■ Work to complete
Go through the entries below and pick out every line with "JSON".

■ Given entries
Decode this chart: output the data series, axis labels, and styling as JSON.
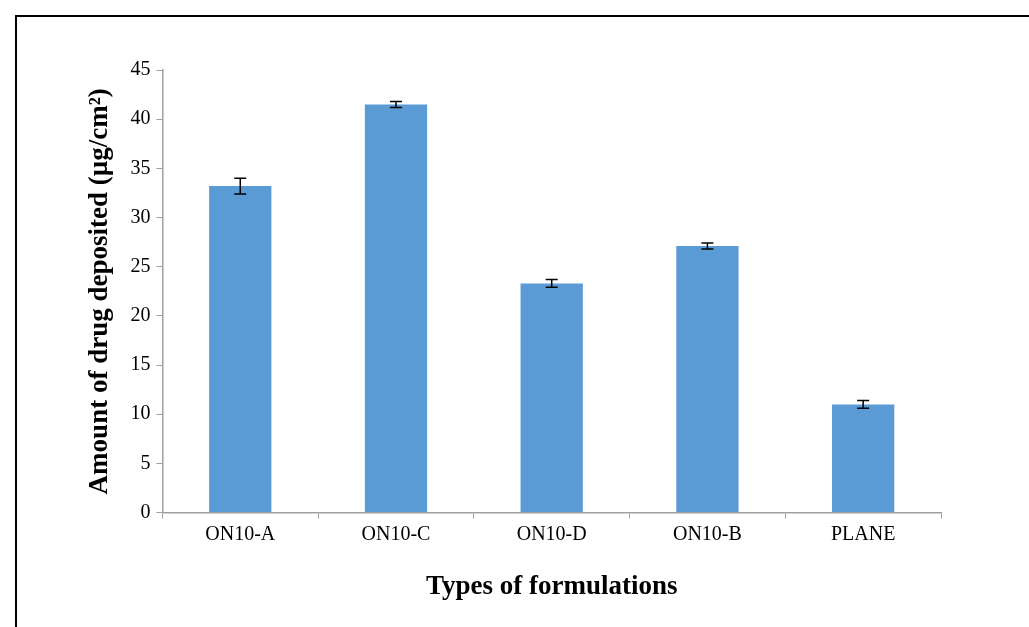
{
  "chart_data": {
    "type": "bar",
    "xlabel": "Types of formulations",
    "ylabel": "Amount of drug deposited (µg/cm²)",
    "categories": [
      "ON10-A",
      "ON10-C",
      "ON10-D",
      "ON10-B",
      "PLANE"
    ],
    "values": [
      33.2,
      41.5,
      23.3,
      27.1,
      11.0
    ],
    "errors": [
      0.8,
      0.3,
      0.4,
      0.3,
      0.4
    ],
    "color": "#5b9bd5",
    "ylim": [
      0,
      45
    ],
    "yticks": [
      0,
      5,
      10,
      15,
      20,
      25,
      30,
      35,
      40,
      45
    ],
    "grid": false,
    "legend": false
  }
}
--
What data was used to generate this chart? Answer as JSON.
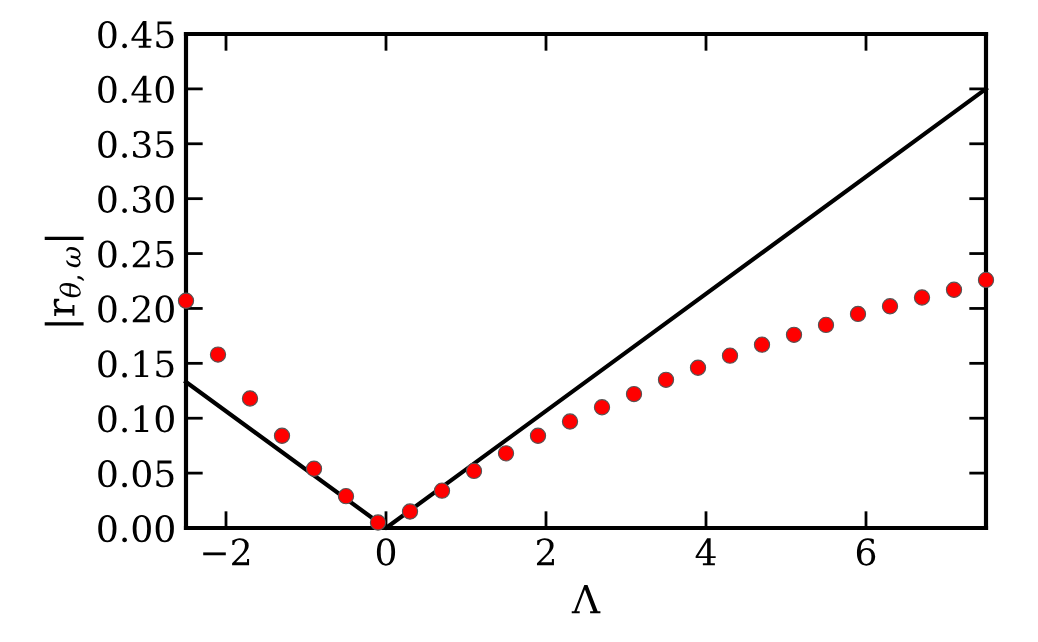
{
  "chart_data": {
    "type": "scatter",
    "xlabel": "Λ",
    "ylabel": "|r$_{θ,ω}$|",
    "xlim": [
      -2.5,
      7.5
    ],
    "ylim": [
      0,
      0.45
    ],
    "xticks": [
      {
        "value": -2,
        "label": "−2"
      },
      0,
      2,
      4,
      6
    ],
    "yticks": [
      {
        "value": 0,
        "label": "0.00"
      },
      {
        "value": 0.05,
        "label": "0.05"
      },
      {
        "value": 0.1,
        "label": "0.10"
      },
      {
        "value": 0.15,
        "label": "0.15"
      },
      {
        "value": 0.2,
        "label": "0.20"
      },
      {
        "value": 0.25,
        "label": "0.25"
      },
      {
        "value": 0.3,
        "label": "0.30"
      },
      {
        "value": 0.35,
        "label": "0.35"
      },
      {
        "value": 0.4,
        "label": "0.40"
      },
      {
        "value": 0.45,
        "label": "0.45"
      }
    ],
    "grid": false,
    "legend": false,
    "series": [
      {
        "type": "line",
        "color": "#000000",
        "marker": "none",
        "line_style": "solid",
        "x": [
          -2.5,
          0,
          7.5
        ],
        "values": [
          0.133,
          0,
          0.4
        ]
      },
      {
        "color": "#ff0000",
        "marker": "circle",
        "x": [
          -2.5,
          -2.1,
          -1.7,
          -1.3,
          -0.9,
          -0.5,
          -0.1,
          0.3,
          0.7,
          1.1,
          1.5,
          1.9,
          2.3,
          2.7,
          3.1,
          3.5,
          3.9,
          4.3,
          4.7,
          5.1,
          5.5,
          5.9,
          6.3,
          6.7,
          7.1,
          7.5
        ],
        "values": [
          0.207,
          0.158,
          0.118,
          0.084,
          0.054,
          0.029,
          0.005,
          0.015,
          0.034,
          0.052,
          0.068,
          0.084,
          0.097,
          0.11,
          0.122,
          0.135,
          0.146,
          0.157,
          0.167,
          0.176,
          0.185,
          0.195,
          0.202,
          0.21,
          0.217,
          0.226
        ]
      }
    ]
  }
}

■ The reply
Decode this chart: output the data series, axis labels, and styling as JSON.
What data was used to generate this chart? Answer as JSON.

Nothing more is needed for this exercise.